### WRITTEN INSTRUCTION
Using the listing below, report all lines holding the word "Fixed".

* * * * *

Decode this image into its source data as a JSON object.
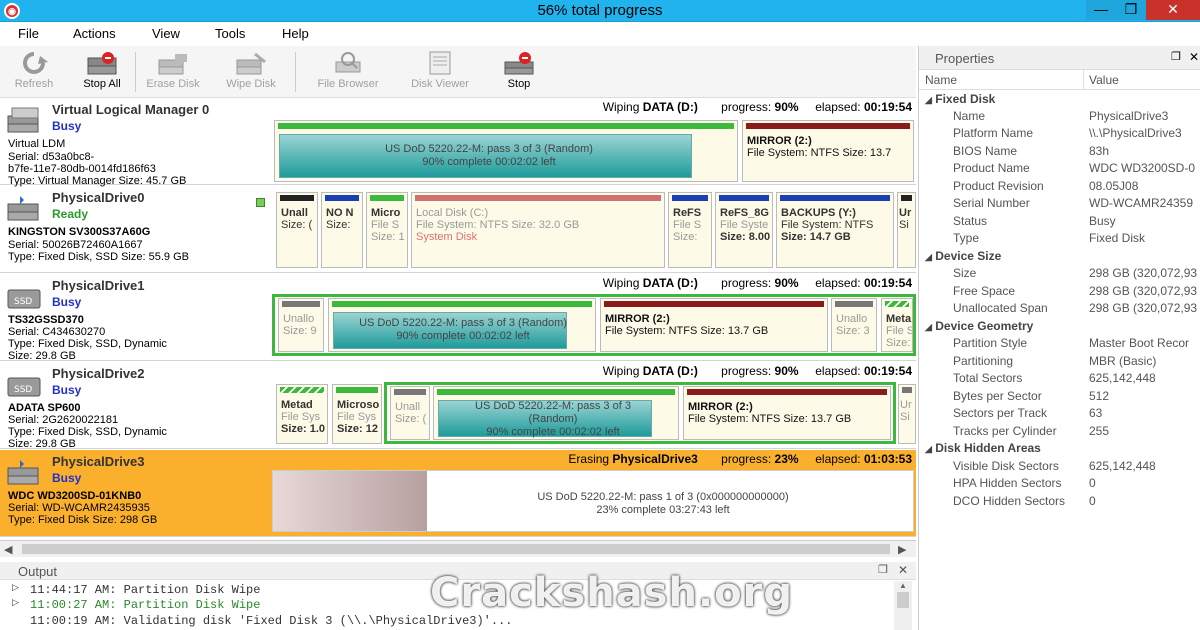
{
  "window": {
    "title": "56% total progress",
    "minimize": "—",
    "restore": "❐",
    "close": "✕"
  },
  "menu": [
    "File",
    "Actions",
    "View",
    "Tools",
    "Help"
  ],
  "toolbar": [
    {
      "label": "Refresh",
      "enabled": false
    },
    {
      "label": "Stop All",
      "enabled": true
    },
    {
      "label": "Erase Disk",
      "enabled": false
    },
    {
      "label": "Wipe Disk",
      "enabled": false
    },
    {
      "label": "File Browser",
      "enabled": false
    },
    {
      "label": "Disk Viewer",
      "enabled": false
    },
    {
      "label": "Stop",
      "enabled": true
    }
  ],
  "drives": [
    {
      "name": "Virtual Logical Manager 0",
      "status": "Busy",
      "lines": [
        "Virtual LDM",
        "Serial: d53a0bc8-",
        "b7fe-11e7-80db-0014fd186f63",
        "Type: Virtual Manager  Size: 45.7 GB"
      ],
      "op": "Wiping",
      "target": "DATA (D:)",
      "progress_label": "progress:",
      "progress": "90%",
      "elapsed_label": "elapsed:",
      "elapsed": "00:19:54",
      "wipe_text": [
        "US DoD 5220.22-M: pass 3 of 3 (Random)",
        "90% complete     00:02:02 left"
      ],
      "mirror": {
        "name": "MIRROR (2:)",
        "fs": "File System: NTFS Size: 13.7"
      }
    },
    {
      "name": "PhysicalDrive0",
      "status": "Ready",
      "lines": [
        "KINGSTON SV300S37A60G",
        "Serial: 50026B72460A1667",
        "Type: Fixed Disk, SSD   Size: 55.9 GB"
      ],
      "parts": [
        {
          "t1": "Unall",
          "t2": "Size: (",
          "color": "#222"
        },
        {
          "t1": "NO N",
          "t2": "Size:",
          "color": "#1a3fb0"
        },
        {
          "t1": "Micro",
          "t2": "File S",
          "t3": "Size: 1",
          "color": "#3cb83c"
        },
        {
          "t1": "Local Disk (C:)",
          "t2": "File System: NTFS Size: 32.0 GB",
          "t3": "System Disk",
          "color": "#d07070"
        },
        {
          "t1": "ReFS",
          "t2": "File S",
          "t3": "Size:",
          "color": "#1a3fb0"
        },
        {
          "t1": "ReFS_8G",
          "t2": "File Syste",
          "t3": "Size: 8.00",
          "color": "#1a3fb0"
        },
        {
          "t1": "BACKUPS (Y:)",
          "t2": "File System: NTFS",
          "t3": "Size: 14.7 GB",
          "color": "#1a3fb0"
        },
        {
          "t1": "Ur",
          "t2": "Si",
          "color": "#222"
        }
      ]
    },
    {
      "name": "PhysicalDrive1",
      "status": "Busy",
      "lines": [
        "TS32GSSD370",
        "Serial: C434630270",
        "Type: Fixed Disk, SSD, Dynamic",
        "Size: 29.8 GB"
      ],
      "op": "Wiping",
      "target": "DATA (D:)",
      "progress_label": "progress:",
      "progress": "90%",
      "elapsed_label": "elapsed:",
      "elapsed": "00:19:54",
      "unalloc": {
        "t1": "Unallo",
        "t2": "Size: 9"
      },
      "wipe_text": [
        "US DoD 5220.22-M: pass 3 of 3 (Random)",
        "90% complete     00:02:02 left"
      ],
      "mirror": {
        "name": "MIRROR (2:)",
        "fs": "File System: NTFS Size: 13.7 GB"
      },
      "unalloc2": {
        "t1": "Unallo",
        "t2": "Size: 3"
      },
      "meta": {
        "t1": "Meta",
        "t2": "File S",
        "t3": "Size:"
      }
    },
    {
      "name": "PhysicalDrive2",
      "status": "Busy",
      "lines": [
        "ADATA SP600",
        "Serial: 2G2620022181",
        "Type: Fixed Disk, SSD, Dynamic",
        "Size: 29.8 GB"
      ],
      "op": "Wiping",
      "target": "DATA (D:)",
      "progress_label": "progress:",
      "progress": "90%",
      "elapsed_label": "elapsed:",
      "elapsed": "00:19:54",
      "meta": {
        "t1": "Metad",
        "t2": "File Sys",
        "t3": "Size: 1.0"
      },
      "micro": {
        "t1": "Microso",
        "t2": "File Sys",
        "t3": "Size: 12"
      },
      "unalloc": {
        "t1": "Unall",
        "t2": "Size: ("
      },
      "wipe_text": [
        "US DoD 5220.22-M: pass 3 of 3",
        "(Random)",
        "90% complete    00:02:02 left"
      ],
      "mirror": {
        "name": "MIRROR (2:)",
        "fs": "File System: NTFS Size: 13.7 GB"
      },
      "tail": {
        "t1": "Ur",
        "t2": "Si"
      }
    },
    {
      "name": "PhysicalDrive3",
      "status": "Busy",
      "lines": [
        "WDC WD3200SD-01KNB0",
        "Serial: WD-WCAMR2435935",
        "Type: Fixed Disk   Size: 298 GB"
      ],
      "op": "Erasing",
      "target": "PhysicalDrive3",
      "progress_label": "progress:",
      "progress": "23%",
      "elapsed_label": "elapsed:",
      "elapsed": "01:03:53",
      "wipe_text": [
        "US DoD 5220.22-M: pass 1 of 3 (0x000000000000)",
        "23% complete     03:27:43 left"
      ]
    }
  ],
  "output": {
    "title": "Output",
    "lines": [
      {
        "text": "11:44:17 AM: Partition Disk Wipe",
        "color": "#333"
      },
      {
        "text": "11:00:27 AM: Partition Disk Wipe",
        "color": "#2a8a2a"
      },
      {
        "text": "11:00:19 AM: Validating disk 'Fixed Disk 3 (\\\\.\\PhysicalDrive3)'...",
        "color": "#333"
      }
    ]
  },
  "properties": {
    "title": "Properties",
    "col_name": "Name",
    "col_value": "Value",
    "groups": [
      {
        "name": "Fixed Disk",
        "rows": [
          [
            "Name",
            "PhysicalDrive3"
          ],
          [
            "Platform Name",
            "\\\\.\\PhysicalDrive3"
          ],
          [
            "BIOS Name",
            "83h"
          ],
          [
            "Product Name",
            "WDC WD3200SD-0"
          ],
          [
            "Product Revision",
            "08.05J08"
          ],
          [
            "Serial Number",
            "WD-WCAMR24359"
          ],
          [
            "Status",
            "Busy"
          ],
          [
            "Type",
            "Fixed Disk"
          ]
        ]
      },
      {
        "name": "Device Size",
        "rows": [
          [
            "Size",
            "298 GB (320,072,93"
          ],
          [
            "Free Space",
            "298 GB (320,072,93"
          ],
          [
            "Unallocated Span",
            "298 GB (320,072,93"
          ]
        ]
      },
      {
        "name": "Device Geometry",
        "rows": [
          [
            "Partition Style",
            "Master Boot Recor"
          ],
          [
            "Partitioning",
            "MBR (Basic)"
          ],
          [
            "Total Sectors",
            "625,142,448"
          ],
          [
            "Bytes per Sector",
            "512"
          ],
          [
            "Sectors per Track",
            "63"
          ],
          [
            "Tracks per Cylinder",
            "255"
          ]
        ]
      },
      {
        "name": "Disk Hidden Areas",
        "rows": [
          [
            "Visible Disk Sectors",
            "625,142,448"
          ],
          [
            "HPA Hidden Sectors",
            "0"
          ],
          [
            "DCO Hidden Sectors",
            "0"
          ]
        ]
      }
    ]
  },
  "watermark": "Crackshash.org"
}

* * * * *

### RESPONSE
        "Type: Fixed Disk, SSD   Size: 55.9 GB"
        "Type: Fixed Disk, SSD, Dynamic",
        "Type: Fixed Disk, SSD, Dynamic",
        "Type: Fixed Disk   Size: 298 GB"
        "text": "11:00:19 AM: Validating disk 'Fixed Disk 3 (\\\\.\\PhysicalDrive3)'...",
        "name": "Fixed Disk",
            "Fixed Disk"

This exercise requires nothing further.